• [What you have to do]: Return a copy of each line that holds the string "Example".

──────── Records for this task ────────

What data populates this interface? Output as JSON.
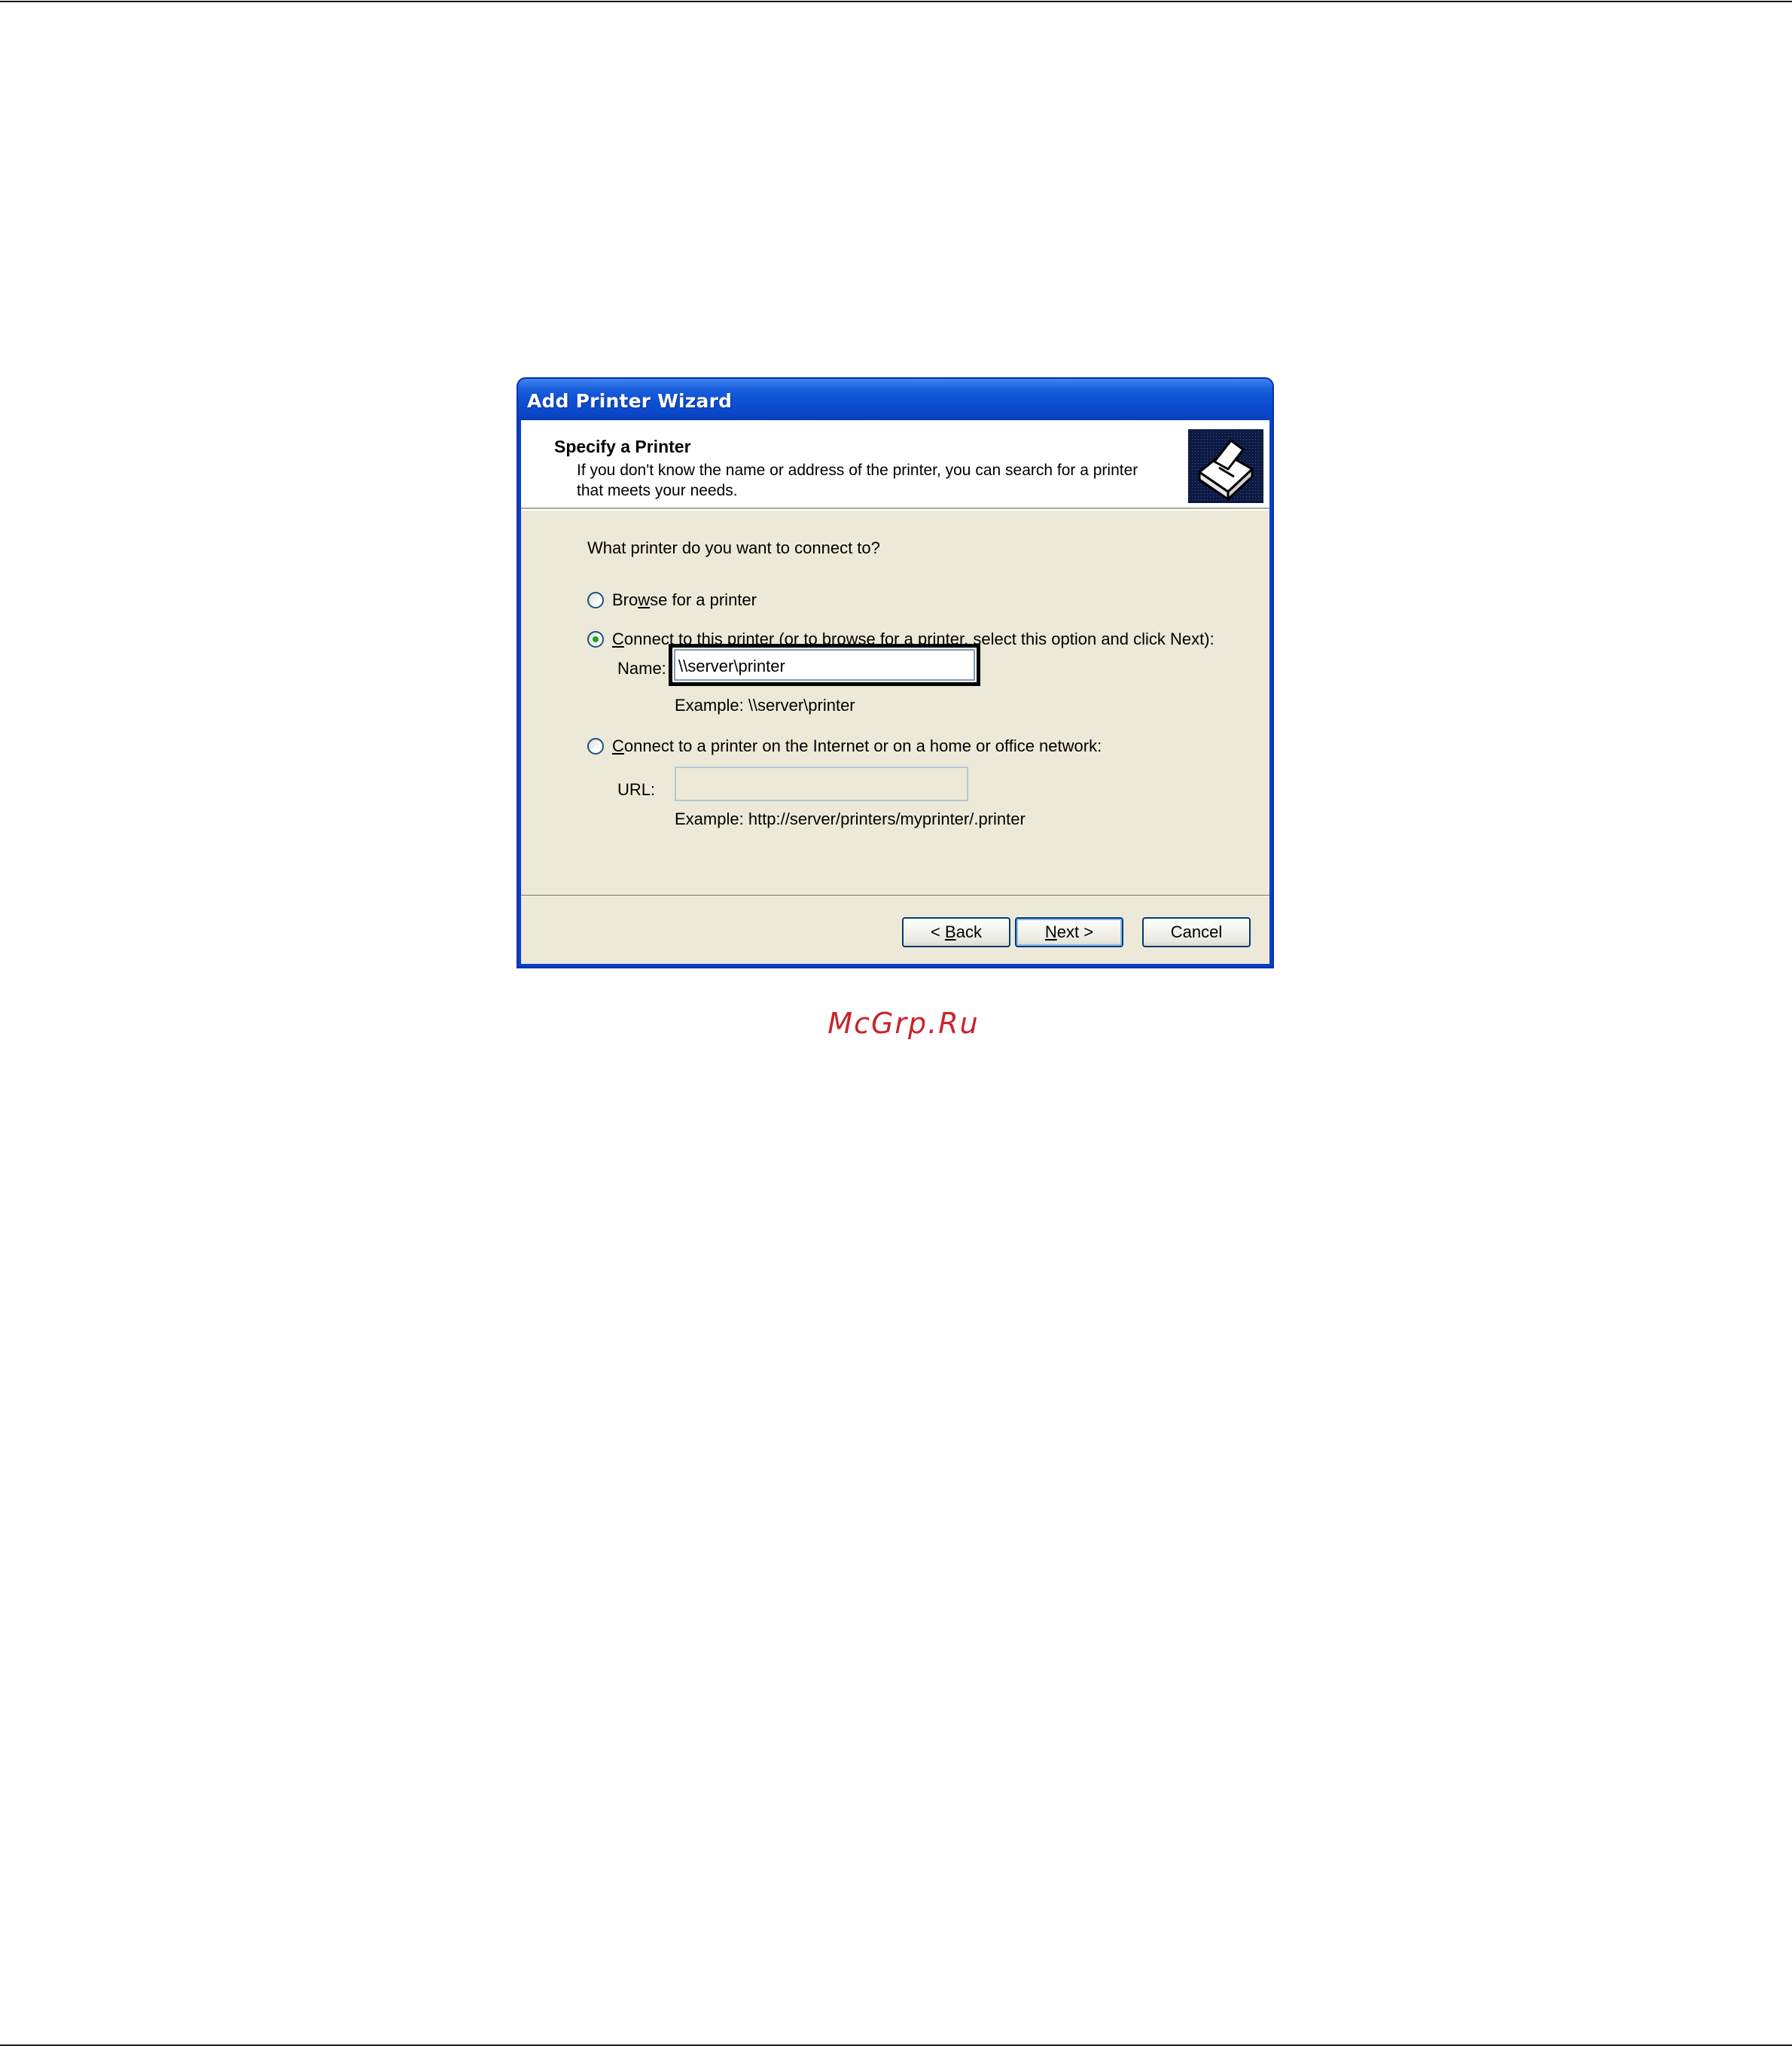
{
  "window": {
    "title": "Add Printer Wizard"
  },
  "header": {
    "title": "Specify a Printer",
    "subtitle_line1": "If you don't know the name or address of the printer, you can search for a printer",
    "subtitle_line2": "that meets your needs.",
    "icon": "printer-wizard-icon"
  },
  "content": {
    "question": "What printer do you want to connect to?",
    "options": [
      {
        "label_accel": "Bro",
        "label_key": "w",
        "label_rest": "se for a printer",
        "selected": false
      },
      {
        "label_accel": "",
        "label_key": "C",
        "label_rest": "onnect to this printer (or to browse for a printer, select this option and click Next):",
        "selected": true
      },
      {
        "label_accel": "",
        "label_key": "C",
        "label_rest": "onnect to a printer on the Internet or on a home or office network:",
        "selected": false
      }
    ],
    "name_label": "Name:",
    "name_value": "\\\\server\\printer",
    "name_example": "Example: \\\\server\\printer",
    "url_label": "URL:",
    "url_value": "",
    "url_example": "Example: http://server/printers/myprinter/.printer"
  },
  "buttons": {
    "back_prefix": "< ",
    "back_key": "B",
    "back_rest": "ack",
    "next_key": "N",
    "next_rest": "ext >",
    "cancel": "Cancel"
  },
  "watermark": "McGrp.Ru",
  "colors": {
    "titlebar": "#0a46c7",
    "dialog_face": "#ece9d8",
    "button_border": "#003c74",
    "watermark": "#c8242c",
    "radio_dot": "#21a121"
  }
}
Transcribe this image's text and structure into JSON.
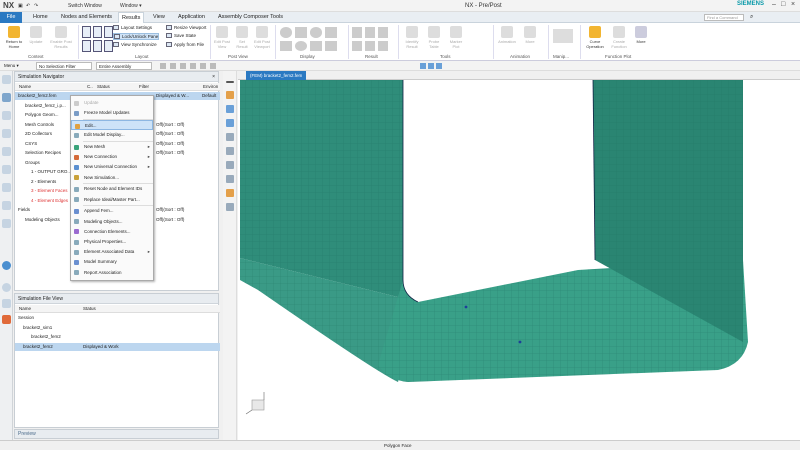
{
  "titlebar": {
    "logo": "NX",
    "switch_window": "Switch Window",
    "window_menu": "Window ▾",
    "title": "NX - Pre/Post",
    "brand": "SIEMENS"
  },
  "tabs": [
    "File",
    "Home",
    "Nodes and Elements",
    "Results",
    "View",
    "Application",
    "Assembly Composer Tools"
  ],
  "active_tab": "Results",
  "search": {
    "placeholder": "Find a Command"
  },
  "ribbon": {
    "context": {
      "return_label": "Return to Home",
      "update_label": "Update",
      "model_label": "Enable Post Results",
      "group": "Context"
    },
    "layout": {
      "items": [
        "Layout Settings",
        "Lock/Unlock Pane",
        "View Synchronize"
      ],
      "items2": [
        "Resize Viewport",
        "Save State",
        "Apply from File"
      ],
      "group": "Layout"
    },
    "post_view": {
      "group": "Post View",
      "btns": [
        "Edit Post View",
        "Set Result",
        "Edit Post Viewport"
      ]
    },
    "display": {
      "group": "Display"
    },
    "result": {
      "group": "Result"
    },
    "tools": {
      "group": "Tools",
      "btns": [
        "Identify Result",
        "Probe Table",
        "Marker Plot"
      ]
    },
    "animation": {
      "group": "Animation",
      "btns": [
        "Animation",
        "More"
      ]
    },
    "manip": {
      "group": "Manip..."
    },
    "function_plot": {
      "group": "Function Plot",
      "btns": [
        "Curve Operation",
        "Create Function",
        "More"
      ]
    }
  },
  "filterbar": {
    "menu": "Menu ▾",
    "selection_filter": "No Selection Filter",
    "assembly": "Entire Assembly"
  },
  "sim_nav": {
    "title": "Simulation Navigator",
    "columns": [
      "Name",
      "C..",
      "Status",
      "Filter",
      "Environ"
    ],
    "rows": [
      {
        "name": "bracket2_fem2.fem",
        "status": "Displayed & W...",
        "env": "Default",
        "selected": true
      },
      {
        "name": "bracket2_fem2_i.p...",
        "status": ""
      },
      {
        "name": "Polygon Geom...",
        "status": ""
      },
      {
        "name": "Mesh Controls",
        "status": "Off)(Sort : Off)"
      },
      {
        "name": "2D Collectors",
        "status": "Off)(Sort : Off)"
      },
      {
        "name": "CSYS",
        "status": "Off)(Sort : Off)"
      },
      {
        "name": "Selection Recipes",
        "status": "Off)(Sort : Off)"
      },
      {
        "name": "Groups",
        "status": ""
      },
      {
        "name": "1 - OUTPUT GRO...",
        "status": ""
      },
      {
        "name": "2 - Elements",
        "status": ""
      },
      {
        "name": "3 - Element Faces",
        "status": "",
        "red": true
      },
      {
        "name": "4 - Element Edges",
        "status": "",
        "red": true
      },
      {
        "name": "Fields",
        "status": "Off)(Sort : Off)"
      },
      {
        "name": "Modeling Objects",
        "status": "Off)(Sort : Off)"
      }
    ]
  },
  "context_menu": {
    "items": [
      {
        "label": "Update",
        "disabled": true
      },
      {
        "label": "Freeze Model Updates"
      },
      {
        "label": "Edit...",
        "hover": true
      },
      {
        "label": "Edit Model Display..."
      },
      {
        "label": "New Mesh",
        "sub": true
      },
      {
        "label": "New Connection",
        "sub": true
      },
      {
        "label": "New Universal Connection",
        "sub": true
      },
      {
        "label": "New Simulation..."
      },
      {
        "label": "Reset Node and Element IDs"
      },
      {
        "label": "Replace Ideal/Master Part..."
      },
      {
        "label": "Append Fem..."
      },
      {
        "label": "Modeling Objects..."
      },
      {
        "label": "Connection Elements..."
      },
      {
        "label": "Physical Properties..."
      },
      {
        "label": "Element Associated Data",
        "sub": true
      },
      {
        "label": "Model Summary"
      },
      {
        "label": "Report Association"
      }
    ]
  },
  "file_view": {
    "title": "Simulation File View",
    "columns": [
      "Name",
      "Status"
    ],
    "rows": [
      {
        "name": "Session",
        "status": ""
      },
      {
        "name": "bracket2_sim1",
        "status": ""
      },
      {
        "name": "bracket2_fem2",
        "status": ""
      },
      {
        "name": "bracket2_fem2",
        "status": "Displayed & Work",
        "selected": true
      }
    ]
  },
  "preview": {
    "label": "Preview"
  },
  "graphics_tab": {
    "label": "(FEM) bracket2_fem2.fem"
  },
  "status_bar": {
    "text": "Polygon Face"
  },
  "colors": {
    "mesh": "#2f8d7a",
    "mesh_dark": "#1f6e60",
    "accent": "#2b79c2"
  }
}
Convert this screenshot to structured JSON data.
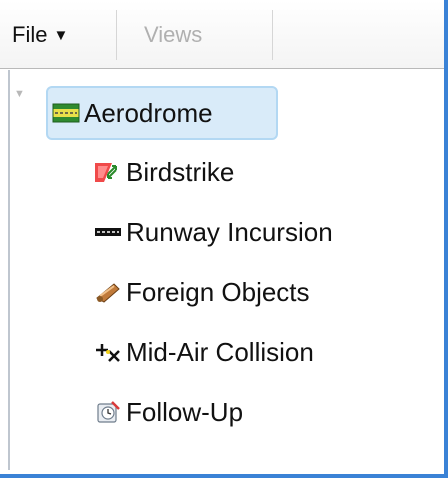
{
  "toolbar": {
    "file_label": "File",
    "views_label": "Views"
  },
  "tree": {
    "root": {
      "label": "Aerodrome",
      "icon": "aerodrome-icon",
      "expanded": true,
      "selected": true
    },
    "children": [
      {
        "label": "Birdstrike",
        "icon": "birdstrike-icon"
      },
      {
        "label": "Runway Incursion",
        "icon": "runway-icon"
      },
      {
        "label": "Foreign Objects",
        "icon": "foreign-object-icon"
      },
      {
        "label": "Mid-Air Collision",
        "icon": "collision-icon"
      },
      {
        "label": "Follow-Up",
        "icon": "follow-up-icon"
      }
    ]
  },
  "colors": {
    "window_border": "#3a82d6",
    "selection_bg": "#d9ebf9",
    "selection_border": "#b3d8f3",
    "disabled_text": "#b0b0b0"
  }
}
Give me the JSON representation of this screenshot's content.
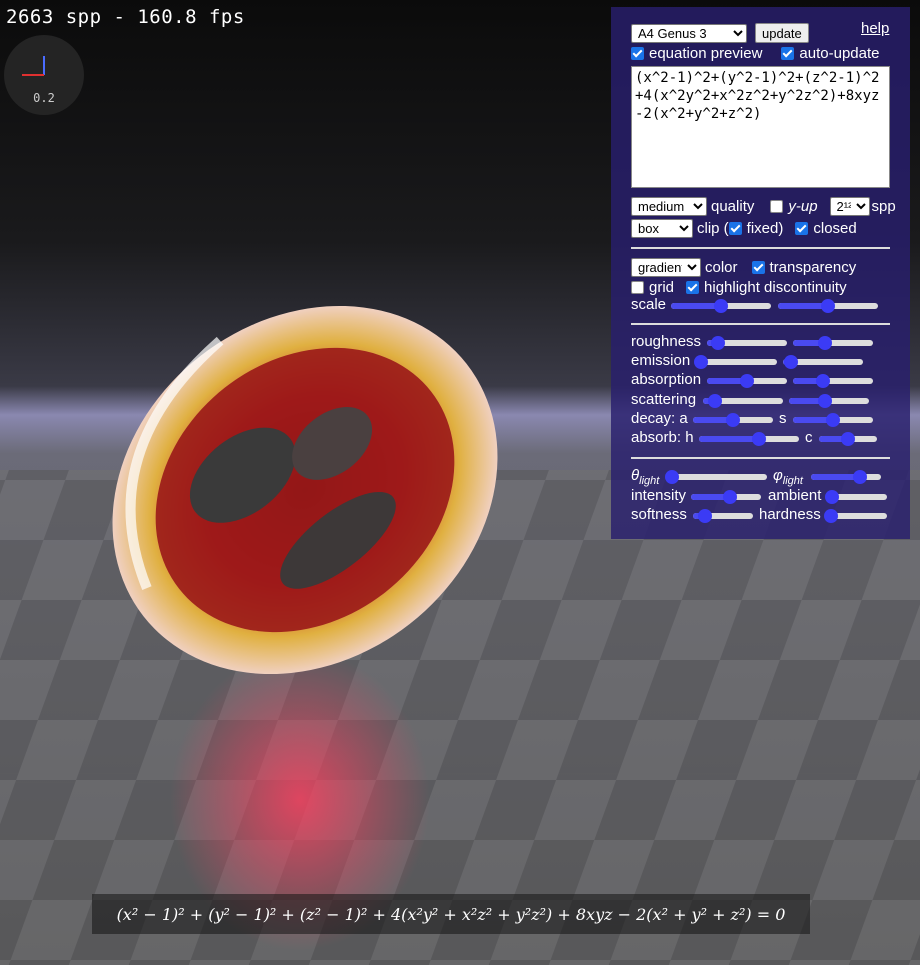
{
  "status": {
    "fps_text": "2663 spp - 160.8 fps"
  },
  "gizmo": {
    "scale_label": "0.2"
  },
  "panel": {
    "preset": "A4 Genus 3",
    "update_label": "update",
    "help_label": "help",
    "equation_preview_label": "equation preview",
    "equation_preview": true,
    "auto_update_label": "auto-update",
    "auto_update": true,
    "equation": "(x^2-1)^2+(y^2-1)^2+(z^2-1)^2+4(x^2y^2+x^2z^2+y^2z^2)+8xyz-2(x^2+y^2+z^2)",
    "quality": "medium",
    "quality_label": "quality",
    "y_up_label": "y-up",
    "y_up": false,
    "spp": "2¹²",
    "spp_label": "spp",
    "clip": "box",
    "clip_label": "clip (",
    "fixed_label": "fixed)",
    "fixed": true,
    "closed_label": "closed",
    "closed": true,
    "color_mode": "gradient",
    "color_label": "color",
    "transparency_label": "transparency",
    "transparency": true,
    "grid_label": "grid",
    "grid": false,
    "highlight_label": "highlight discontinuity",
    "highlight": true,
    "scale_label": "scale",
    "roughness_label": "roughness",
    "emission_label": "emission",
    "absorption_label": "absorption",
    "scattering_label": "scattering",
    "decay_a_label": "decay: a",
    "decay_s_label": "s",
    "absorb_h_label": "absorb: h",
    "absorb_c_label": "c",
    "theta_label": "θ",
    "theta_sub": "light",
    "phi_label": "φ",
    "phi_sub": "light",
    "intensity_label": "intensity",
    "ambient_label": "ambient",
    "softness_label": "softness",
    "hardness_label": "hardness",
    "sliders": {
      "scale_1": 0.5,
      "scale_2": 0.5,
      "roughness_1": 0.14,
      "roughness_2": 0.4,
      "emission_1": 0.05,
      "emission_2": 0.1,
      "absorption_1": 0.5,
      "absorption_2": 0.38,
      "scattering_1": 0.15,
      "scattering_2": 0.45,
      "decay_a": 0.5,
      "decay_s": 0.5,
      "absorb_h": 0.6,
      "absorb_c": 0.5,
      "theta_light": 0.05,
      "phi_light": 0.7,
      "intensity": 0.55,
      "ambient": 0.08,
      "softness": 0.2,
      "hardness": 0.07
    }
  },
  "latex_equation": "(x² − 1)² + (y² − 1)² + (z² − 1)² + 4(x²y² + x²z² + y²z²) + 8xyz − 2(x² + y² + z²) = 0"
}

────────

• [Expected answer]:
    "name_example": "Example: \\\\server\\printer",
    "url_example": "Example: http://server/printers/myprinter/.printer"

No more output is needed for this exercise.